§ **TASK REQUIREMENTS**
Copy out exactly the lines from the one containing "What data populates" to the end of the records below, both included, and nothing else.

Dataset records:
* * *

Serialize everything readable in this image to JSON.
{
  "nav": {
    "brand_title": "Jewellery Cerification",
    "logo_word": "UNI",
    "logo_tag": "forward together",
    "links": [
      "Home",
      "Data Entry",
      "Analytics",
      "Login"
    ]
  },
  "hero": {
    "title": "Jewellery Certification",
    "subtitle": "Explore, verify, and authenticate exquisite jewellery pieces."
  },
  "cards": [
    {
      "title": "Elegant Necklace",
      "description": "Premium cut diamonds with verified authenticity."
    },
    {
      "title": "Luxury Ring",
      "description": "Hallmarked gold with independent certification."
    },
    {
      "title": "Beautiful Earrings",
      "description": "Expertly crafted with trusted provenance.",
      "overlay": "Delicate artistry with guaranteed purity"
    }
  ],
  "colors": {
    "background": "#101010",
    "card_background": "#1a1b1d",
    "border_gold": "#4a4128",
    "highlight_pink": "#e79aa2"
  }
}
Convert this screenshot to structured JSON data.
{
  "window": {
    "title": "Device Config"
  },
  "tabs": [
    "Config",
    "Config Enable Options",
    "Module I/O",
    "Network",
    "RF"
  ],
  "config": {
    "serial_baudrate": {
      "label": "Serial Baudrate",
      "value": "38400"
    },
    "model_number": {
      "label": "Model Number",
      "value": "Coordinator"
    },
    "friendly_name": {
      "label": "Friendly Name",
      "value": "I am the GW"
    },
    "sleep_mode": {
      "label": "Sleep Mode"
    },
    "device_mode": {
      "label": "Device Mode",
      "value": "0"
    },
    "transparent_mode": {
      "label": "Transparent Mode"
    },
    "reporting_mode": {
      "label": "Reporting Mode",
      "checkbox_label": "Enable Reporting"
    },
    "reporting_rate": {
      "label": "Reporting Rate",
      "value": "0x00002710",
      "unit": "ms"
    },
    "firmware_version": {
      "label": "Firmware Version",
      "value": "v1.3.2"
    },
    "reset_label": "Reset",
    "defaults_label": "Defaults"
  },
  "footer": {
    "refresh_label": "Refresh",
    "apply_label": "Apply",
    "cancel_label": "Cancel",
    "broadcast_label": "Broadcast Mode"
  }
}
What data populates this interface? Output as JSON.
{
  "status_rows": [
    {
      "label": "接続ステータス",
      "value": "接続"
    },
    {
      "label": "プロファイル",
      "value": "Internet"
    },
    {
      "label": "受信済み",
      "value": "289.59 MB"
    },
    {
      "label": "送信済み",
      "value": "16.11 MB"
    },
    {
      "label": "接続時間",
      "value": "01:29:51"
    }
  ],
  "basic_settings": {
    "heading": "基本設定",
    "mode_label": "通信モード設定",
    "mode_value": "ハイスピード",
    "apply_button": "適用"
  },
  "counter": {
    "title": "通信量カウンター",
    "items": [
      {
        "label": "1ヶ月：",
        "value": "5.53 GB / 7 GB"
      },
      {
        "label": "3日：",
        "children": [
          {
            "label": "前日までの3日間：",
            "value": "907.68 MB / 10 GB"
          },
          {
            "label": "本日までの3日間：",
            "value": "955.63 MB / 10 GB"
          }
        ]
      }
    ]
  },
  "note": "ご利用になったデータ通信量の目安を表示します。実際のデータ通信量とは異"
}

* * *

§ **RESPONSE TO THE TASK**
What data populates this interface? Output as JSON.
{
  "status_rows": [
    {
      "label": "接続ステータス",
      "value": "接続"
    },
    {
      "label": "プロファイル",
      "value": "Internet"
    },
    {
      "label": "受信済み",
      "value": "289.59 MB"
    },
    {
      "label": "送信済み",
      "value": "16.11 MB"
    },
    {
      "label": "接続時間",
      "value": "01:29:51"
    }
  ],
  "basic_settings": {
    "heading": "基本設定",
    "mode_label": "通信モード設定",
    "mode_value": "ハイスピード",
    "apply_button": "適用"
  },
  "counter": {
    "title": "通信量カウンター",
    "items": [
      {
        "label": "1ヶ月：",
        "value": "5.53 GB / 7 GB"
      },
      {
        "label": "3日：",
        "children": [
          {
            "label": "前日までの3日間：",
            "value": "907.68 MB / 10 GB"
          },
          {
            "label": "本日までの3日間：",
            "value": "955.63 MB / 10 GB"
          }
        ]
      }
    ]
  },
  "note": "ご利用になったデータ通信量の目安を表示します。実際のデータ通信量とは異"
}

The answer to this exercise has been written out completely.